Goal of the exercise
Select the lines of the records containing the word "Richiesta" and list them.

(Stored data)
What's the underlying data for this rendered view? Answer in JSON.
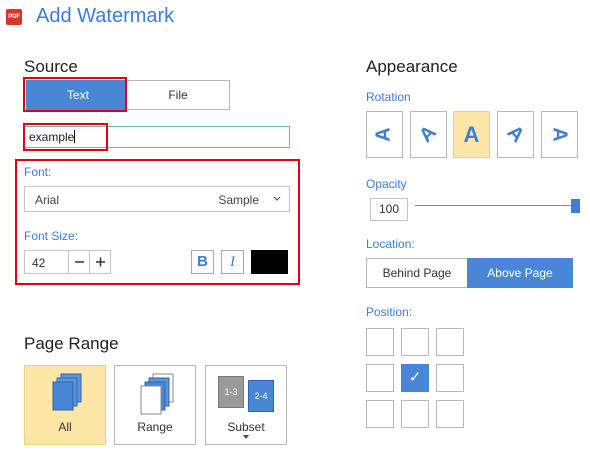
{
  "header": {
    "logo_text": "PDF",
    "title": "Add Watermark"
  },
  "source": {
    "title": "Source",
    "tabs": [
      {
        "label": "Text",
        "selected": true
      },
      {
        "label": "File",
        "selected": false
      }
    ],
    "text_value": "example",
    "font_label": "Font:",
    "font_name": "Arial",
    "font_sample": "Sample",
    "font_size_label": "Font Size:",
    "font_size": "42",
    "bold_label": "B",
    "italic_label": "I",
    "text_color": "#000000"
  },
  "page_range": {
    "title": "Page Range",
    "options": [
      {
        "label": "All",
        "selected": true
      },
      {
        "label": "Range",
        "selected": false
      },
      {
        "label": "Subset",
        "selected": false,
        "badge_a": "1-3",
        "badge_b": "2-4"
      }
    ]
  },
  "appearance": {
    "title": "Appearance",
    "rotation_label": "Rotation",
    "rotations": [
      {
        "glyph": "A",
        "selected": false
      },
      {
        "glyph": "A",
        "selected": false
      },
      {
        "glyph": "A",
        "selected": true
      },
      {
        "glyph": "A",
        "selected": false
      },
      {
        "glyph": "A",
        "selected": false
      }
    ],
    "opacity_label": "Opacity",
    "opacity_value": "100",
    "opacity_level": 1.0,
    "location_label": "Location:",
    "location_options": [
      {
        "label": "Behind Page",
        "selected": false
      },
      {
        "label": "Above Page",
        "selected": true
      }
    ],
    "position_label": "Position:",
    "position_selected_index": 4,
    "check_glyph": "✓"
  },
  "colors": {
    "accent": "#4a86d6",
    "title_blue": "#3b7dd8",
    "highlight": "#fde6a6",
    "annotation_red": "#e00011"
  }
}
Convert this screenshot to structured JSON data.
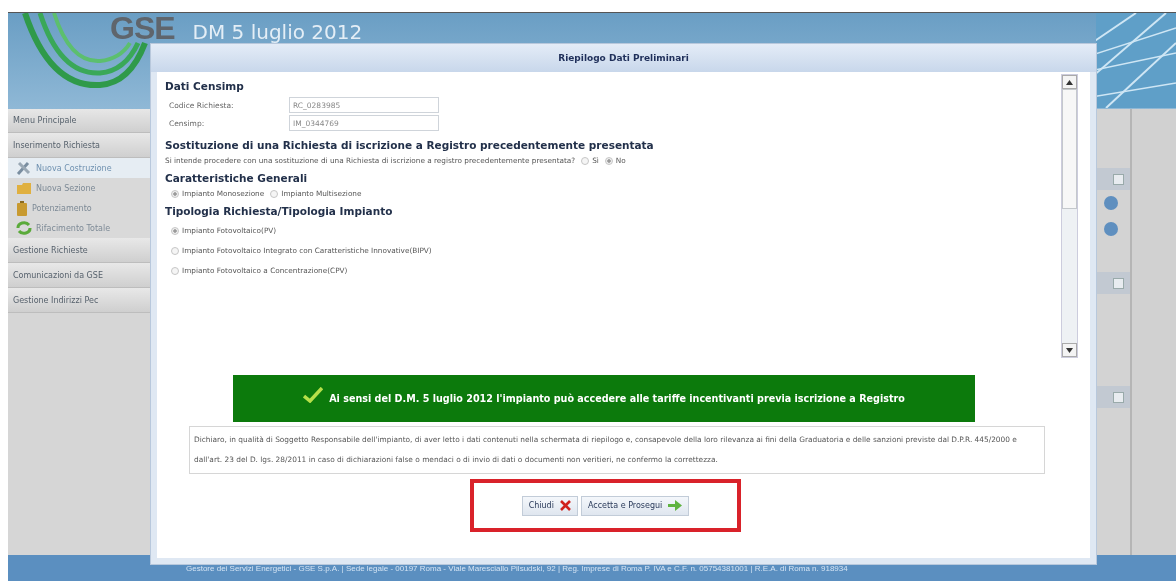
{
  "app_header": {
    "logo_text": "GSE",
    "title": "DM 5 luglio 2012"
  },
  "sidebar": {
    "items": [
      {
        "label": "Menu Principale",
        "kind": "section",
        "selected": false
      },
      {
        "label": "Inserimento Richiesta",
        "kind": "section",
        "selected": false
      },
      {
        "label": "Nuova Costruzione",
        "kind": "tools",
        "selected": true
      },
      {
        "label": "Nuova Sezione",
        "kind": "folder",
        "selected": false
      },
      {
        "label": "Potenziamento",
        "kind": "battery",
        "selected": false
      },
      {
        "label": "Rifacimento Totale",
        "kind": "recycle",
        "selected": false
      },
      {
        "label": "Gestione Richieste",
        "kind": "section",
        "selected": false
      },
      {
        "label": "Comunicazioni da GSE",
        "kind": "section",
        "selected": false
      },
      {
        "label": "Gestione Indirizzi Pec",
        "kind": "section",
        "selected": false
      }
    ]
  },
  "dialog": {
    "title": "Riepilogo Dati Preliminari",
    "blocks": [
      {
        "kind": "heading",
        "text": "Dati Censimp"
      },
      {
        "kind": "fields",
        "fields": [
          {
            "label": "Codice Richiesta:",
            "value": "RC_0283985"
          },
          {
            "label": "Censimp:",
            "value": "IM_0344769"
          }
        ]
      },
      {
        "kind": "heading",
        "text": "Sostituzione di una Richiesta di iscrizione a Registro precedentemente presentata"
      },
      {
        "kind": "question",
        "text": "Si intende procedere con una sostituzione di una Richiesta di iscrizione a registro precedentemente presentata?",
        "options": [
          {
            "label": "Sì",
            "selected": false
          },
          {
            "label": "No",
            "selected": true
          }
        ]
      },
      {
        "kind": "heading",
        "text": "Caratteristiche Generali"
      },
      {
        "kind": "inline_radios",
        "options": [
          {
            "label": "Impianto Monosezione",
            "selected": true
          },
          {
            "label": "Impianto Multisezione",
            "selected": false
          }
        ]
      },
      {
        "kind": "heading",
        "text": "Tipologia Richiesta/Tipologia Impianto"
      },
      {
        "kind": "stacked_radios",
        "options": [
          {
            "label": "Impianto Fotovoltaico(PV)",
            "selected": true
          },
          {
            "label": "Impianto Fotovoltaico Integrato con Caratteristiche Innovative(BIPV)",
            "selected": false
          },
          {
            "label": "Impianto Fotovoltaico a Concentrazione(CPV)",
            "selected": false
          }
        ]
      }
    ],
    "banner": "Ai sensi del D.M. 5 luglio 2012 l'impianto può accedere alle tariffe incentivanti previa iscrizione a Registro",
    "declaration": "Dichiaro, in qualità di Soggetto Responsabile dell'impianto, di aver letto i dati contenuti nella schermata di riepilogo e, consapevole della loro rilevanza ai fini della Graduatoria e delle sanzioni previste dal D.P.R. 445/2000 e dall'art. 23 del D. lgs. 28/2011 in caso di dichiarazioni false o mendaci o di invio di dati o documenti non veritieri, ne confermo la correttezza.",
    "buttons": [
      {
        "label": "Chiudi",
        "kind": "close"
      },
      {
        "label": "Accetta e Prosegui",
        "kind": "proceed"
      }
    ]
  },
  "footer": "Gestore dei Servizi Energetici - GSE S.p.A. | Sede legale - 00197 Roma - Viale Maresciallo Pilsudski, 92 | Reg. Imprese di Roma P. IVA e C.F. n. 05754381001 | R.E.A. di Roma n. 918934"
}
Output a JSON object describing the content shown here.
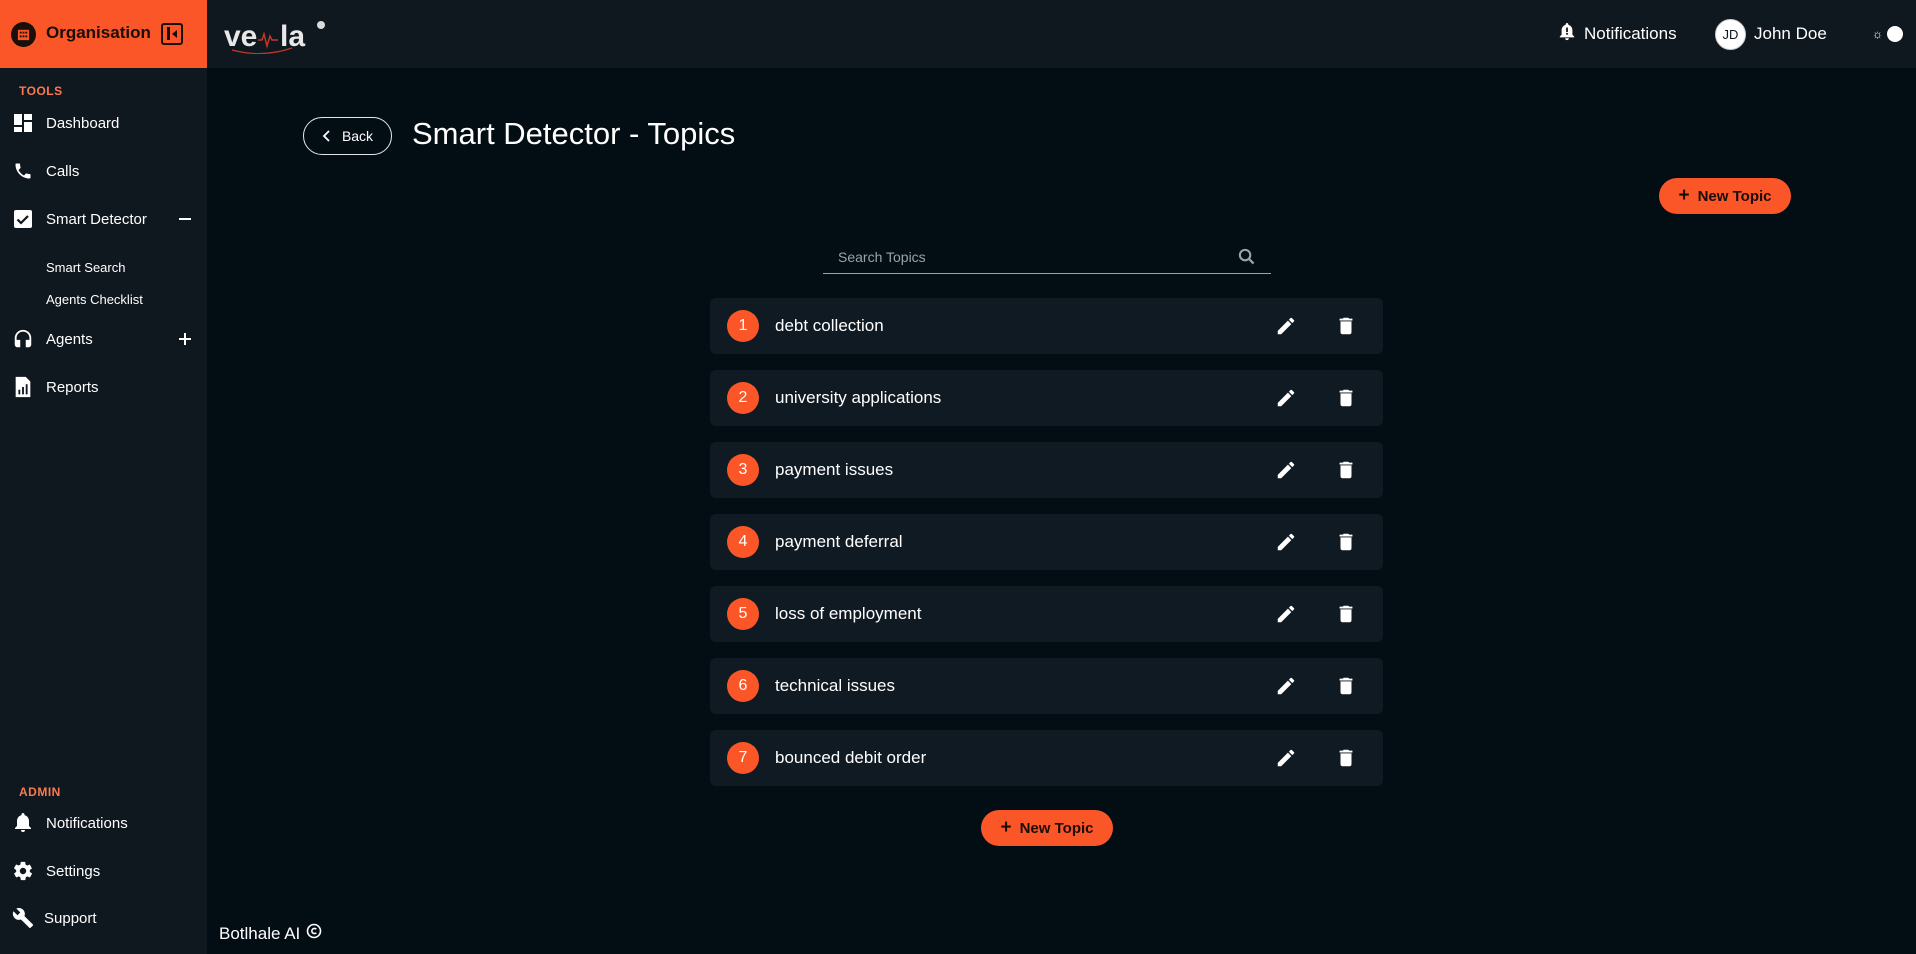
{
  "sidebar": {
    "org_label": "Organisation",
    "tools_section": "TOOLS",
    "admin_section": "ADMIN",
    "items": [
      {
        "label": "Dashboard",
        "icon": "dashboard-icon"
      },
      {
        "label": "Calls",
        "icon": "phone-icon"
      },
      {
        "label": "Smart Detector",
        "icon": "checkbox-icon",
        "toggle": "collapse"
      },
      {
        "label": "Agents",
        "icon": "headset-icon",
        "toggle": "expand"
      },
      {
        "label": "Reports",
        "icon": "report-icon"
      }
    ],
    "sub_items": [
      {
        "label": "Smart Search"
      },
      {
        "label": "Agents Checklist"
      }
    ],
    "admin_items": [
      {
        "label": "Notifications",
        "icon": "bell-icon"
      },
      {
        "label": "Settings",
        "icon": "gear-icon"
      },
      {
        "label": "Support",
        "icon": "wrench-icon"
      }
    ]
  },
  "topbar": {
    "logo_text": "ve  la",
    "notifications_label": "Notifications",
    "user_initials": "JD",
    "user_name": "John Doe"
  },
  "main": {
    "back_label": "Back",
    "title": "Smart Detector - Topics",
    "new_topic_label": "New Topic",
    "search_placeholder": "Search Topics",
    "search_value": "",
    "topics": [
      {
        "number": "1",
        "label": "debt collection"
      },
      {
        "number": "2",
        "label": "university applications"
      },
      {
        "number": "3",
        "label": "payment issues"
      },
      {
        "number": "4",
        "label": "payment deferral"
      },
      {
        "number": "5",
        "label": "loss of employment"
      },
      {
        "number": "6",
        "label": "technical issues"
      },
      {
        "number": "7",
        "label": "bounced debit order"
      }
    ]
  },
  "footer": {
    "text": "Botlhale AI"
  },
  "colors": {
    "accent": "#fa5628",
    "background": "#030d14",
    "panel": "#0f171f",
    "row": "#101a23"
  }
}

Result
        "label": "Inserimento Richiesta",
            "label": "Codice Richiesta:",
        "text": "Sostituzione di una Richiesta di iscrizione a Registro precedentemente presentata"
        "text": "Si intende procedere con una sostituzione di una Richiesta di iscrizione a registro precedentemente presentata?",
        "text": "Tipologia Richiesta/Tipologia Impianto"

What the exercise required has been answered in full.